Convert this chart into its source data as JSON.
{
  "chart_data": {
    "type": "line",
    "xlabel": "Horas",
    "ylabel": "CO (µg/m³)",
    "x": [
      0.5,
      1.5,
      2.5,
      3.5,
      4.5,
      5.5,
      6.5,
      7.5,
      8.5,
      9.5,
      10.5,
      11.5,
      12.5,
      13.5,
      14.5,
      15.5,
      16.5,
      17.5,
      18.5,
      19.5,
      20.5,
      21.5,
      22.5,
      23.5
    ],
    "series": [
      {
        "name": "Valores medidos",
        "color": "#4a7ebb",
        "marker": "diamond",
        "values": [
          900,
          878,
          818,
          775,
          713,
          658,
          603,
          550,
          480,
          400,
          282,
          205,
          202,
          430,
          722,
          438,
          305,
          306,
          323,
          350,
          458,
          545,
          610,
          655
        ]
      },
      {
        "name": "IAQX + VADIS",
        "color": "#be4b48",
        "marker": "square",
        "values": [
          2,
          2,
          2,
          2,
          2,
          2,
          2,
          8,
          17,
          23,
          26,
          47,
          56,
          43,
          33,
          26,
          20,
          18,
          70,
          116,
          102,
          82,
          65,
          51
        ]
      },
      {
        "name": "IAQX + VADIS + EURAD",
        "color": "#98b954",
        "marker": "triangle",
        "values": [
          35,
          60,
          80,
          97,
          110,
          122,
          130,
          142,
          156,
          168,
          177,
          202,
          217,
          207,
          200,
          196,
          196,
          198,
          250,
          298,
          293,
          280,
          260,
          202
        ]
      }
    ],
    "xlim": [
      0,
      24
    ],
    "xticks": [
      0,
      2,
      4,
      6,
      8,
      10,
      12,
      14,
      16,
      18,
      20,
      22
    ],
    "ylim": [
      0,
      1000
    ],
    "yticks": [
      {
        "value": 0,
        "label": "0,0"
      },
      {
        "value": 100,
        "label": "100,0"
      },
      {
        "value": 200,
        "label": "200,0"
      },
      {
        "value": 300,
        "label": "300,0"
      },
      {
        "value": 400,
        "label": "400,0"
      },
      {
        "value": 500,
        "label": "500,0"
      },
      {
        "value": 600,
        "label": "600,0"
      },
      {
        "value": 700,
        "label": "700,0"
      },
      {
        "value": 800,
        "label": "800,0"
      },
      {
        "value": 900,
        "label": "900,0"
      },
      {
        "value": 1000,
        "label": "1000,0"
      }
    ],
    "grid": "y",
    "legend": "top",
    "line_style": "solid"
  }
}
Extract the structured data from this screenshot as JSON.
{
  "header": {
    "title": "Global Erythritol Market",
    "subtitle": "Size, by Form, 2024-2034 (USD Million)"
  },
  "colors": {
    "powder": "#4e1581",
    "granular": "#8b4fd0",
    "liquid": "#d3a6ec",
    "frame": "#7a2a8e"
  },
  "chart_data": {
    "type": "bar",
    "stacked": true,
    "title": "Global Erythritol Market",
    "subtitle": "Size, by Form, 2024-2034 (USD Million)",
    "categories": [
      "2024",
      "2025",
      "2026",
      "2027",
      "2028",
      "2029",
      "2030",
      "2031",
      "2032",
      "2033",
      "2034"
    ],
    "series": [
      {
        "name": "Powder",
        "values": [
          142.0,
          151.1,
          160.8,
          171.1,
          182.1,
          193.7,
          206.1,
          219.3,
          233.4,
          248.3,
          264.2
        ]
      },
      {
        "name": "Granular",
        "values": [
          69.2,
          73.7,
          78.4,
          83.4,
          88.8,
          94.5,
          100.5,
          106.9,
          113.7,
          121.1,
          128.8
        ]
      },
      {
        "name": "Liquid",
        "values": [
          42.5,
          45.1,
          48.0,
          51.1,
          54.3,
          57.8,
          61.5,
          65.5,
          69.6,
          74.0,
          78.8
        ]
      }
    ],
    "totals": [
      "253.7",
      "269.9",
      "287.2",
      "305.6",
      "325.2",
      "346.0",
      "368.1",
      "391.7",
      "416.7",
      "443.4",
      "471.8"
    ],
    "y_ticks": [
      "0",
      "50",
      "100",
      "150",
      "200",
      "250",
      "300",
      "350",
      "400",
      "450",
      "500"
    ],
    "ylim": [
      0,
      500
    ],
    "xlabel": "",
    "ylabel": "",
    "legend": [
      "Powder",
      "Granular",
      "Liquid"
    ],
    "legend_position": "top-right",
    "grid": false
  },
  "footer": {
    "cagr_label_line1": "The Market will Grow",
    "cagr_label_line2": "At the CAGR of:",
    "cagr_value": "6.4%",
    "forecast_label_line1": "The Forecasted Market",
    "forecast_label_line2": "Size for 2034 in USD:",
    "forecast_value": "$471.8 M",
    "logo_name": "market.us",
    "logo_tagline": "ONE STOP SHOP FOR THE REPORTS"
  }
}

■ ■ ■ ■ ■ ■ ■

= PROBLEM REQUIREMENTS =
Extract each entry in full and write it down exactly.

= THE RESULT =
Convert this chart into its source data as JSON.
{
  "chart_data": {
    "type": "line",
    "xlabel": "Horas",
    "ylabel": "CO (µg/m³)",
    "x": [
      0.5,
      1.5,
      2.5,
      3.5,
      4.5,
      5.5,
      6.5,
      7.5,
      8.5,
      9.5,
      10.5,
      11.5,
      12.5,
      13.5,
      14.5,
      15.5,
      16.5,
      17.5,
      18.5,
      19.5,
      20.5,
      21.5,
      22.5,
      23.5
    ],
    "series": [
      {
        "name": "Valores medidos",
        "color": "#4a7ebb",
        "marker": "diamond",
        "values": [
          900,
          878,
          818,
          775,
          713,
          658,
          603,
          550,
          480,
          400,
          282,
          205,
          202,
          430,
          722,
          438,
          305,
          306,
          323,
          350,
          458,
          545,
          610,
          655
        ]
      },
      {
        "name": "IAQX + VADIS",
        "color": "#be4b48",
        "marker": "square",
        "values": [
          2,
          2,
          2,
          2,
          2,
          2,
          2,
          8,
          17,
          23,
          26,
          47,
          56,
          43,
          33,
          26,
          20,
          18,
          70,
          116,
          102,
          82,
          65,
          51
        ]
      },
      {
        "name": "IAQX + VADIS + EURAD",
        "color": "#98b954",
        "marker": "triangle",
        "values": [
          35,
          60,
          80,
          97,
          110,
          122,
          130,
          142,
          156,
          168,
          177,
          202,
          217,
          207,
          200,
          196,
          196,
          198,
          250,
          298,
          293,
          280,
          260,
          202
        ]
      }
    ],
    "xlim": [
      0,
      24
    ],
    "xticks": [
      0,
      2,
      4,
      6,
      8,
      10,
      12,
      14,
      16,
      18,
      20,
      22
    ],
    "ylim": [
      0,
      1000
    ],
    "yticks": [
      {
        "value": 0,
        "label": "0,0"
      },
      {
        "value": 100,
        "label": "100,0"
      },
      {
        "value": 200,
        "label": "200,0"
      },
      {
        "value": 300,
        "label": "300,0"
      },
      {
        "value": 400,
        "label": "400,0"
      },
      {
        "value": 500,
        "label": "500,0"
      },
      {
        "value": 600,
        "label": "600,0"
      },
      {
        "value": 700,
        "label": "700,0"
      },
      {
        "value": 800,
        "label": "800,0"
      },
      {
        "value": 900,
        "label": "900,0"
      },
      {
        "value": 1000,
        "label": "1000,0"
      }
    ],
    "grid": "y",
    "legend": "top",
    "line_style": "solid"
  }
}
Extract the structured data from this screenshot as JSON.
{
  "header": {
    "title": "Global Erythritol Market",
    "subtitle": "Size, by Form, 2024-2034 (USD Million)"
  },
  "colors": {
    "powder": "#4e1581",
    "granular": "#8b4fd0",
    "liquid": "#d3a6ec",
    "frame": "#7a2a8e"
  },
  "chart_data": {
    "type": "bar",
    "stacked": true,
    "title": "Global Erythritol Market",
    "subtitle": "Size, by Form, 2024-2034 (USD Million)",
    "categories": [
      "2024",
      "2025",
      "2026",
      "2027",
      "2028",
      "2029",
      "2030",
      "2031",
      "2032",
      "2033",
      "2034"
    ],
    "series": [
      {
        "name": "Powder",
        "values": [
          142.0,
          151.1,
          160.8,
          171.1,
          182.1,
          193.7,
          206.1,
          219.3,
          233.4,
          248.3,
          264.2
        ]
      },
      {
        "name": "Granular",
        "values": [
          69.2,
          73.7,
          78.4,
          83.4,
          88.8,
          94.5,
          100.5,
          106.9,
          113.7,
          121.1,
          128.8
        ]
      },
      {
        "name": "Liquid",
        "values": [
          42.5,
          45.1,
          48.0,
          51.1,
          54.3,
          57.8,
          61.5,
          65.5,
          69.6,
          74.0,
          78.8
        ]
      }
    ],
    "totals": [
      "253.7",
      "269.9",
      "287.2",
      "305.6",
      "325.2",
      "346.0",
      "368.1",
      "391.7",
      "416.7",
      "443.4",
      "471.8"
    ],
    "y_ticks": [
      "0",
      "50",
      "100",
      "150",
      "200",
      "250",
      "300",
      "350",
      "400",
      "450",
      "500"
    ],
    "ylim": [
      0,
      500
    ],
    "xlabel": "",
    "ylabel": "",
    "legend": [
      "Powder",
      "Granular",
      "Liquid"
    ],
    "legend_position": "top-right",
    "grid": false
  },
  "footer": {
    "cagr_label_line1": "The Market will Grow",
    "cagr_label_line2": "At the CAGR of:",
    "cagr_value": "6.4%",
    "forecast_label_line1": "The Forecasted Market",
    "forecast_label_line2": "Size for 2034 in USD:",
    "forecast_value": "$471.8 M",
    "logo_name": "market.us",
    "logo_tagline": "ONE STOP SHOP FOR THE REPORTS"
  }
}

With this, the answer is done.